• Problem details: Copy down all of the data underneath, exactly as shown.

• Provided information:
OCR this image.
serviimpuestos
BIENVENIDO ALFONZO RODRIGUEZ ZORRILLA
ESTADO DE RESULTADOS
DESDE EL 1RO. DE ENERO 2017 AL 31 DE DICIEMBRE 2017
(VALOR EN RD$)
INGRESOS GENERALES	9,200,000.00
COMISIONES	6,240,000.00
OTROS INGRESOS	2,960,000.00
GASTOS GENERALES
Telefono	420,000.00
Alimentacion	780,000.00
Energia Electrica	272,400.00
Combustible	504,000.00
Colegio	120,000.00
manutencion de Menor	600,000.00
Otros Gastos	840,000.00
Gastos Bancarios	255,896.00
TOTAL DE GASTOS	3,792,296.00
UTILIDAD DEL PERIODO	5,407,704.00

• Output of the task:
OCR this image.
serviimpuestos
BIENVENIDO ALFONZO RODRIGUEZ ZORRILLA
ESTADO DE RESULTADOS
DESDE EL 1RO. DE ENERO 2017 AL 31 DE DICIEMBRE 2017
(VALOR EN RD$)
INGRESOS GENERALES	9,200,000.00
COMISIONES	6,240,000.00
OTROS INGRESOS	2,960,000.00
GASTOS GENERALES
Telefono	420,000.00
Alimentacion	780,000.00
Energia Electrica	272,400.00
Combustible	504,000.00
Colegio	120,000.00
manutencion de Menor	600,000.00
Otros Gastos	840,000.00
Gastos Bancarios	255,896.00
TOTAL DE GASTOS	3,792,296.00
UTILIDAD DEL PERIODO	5,407,704.00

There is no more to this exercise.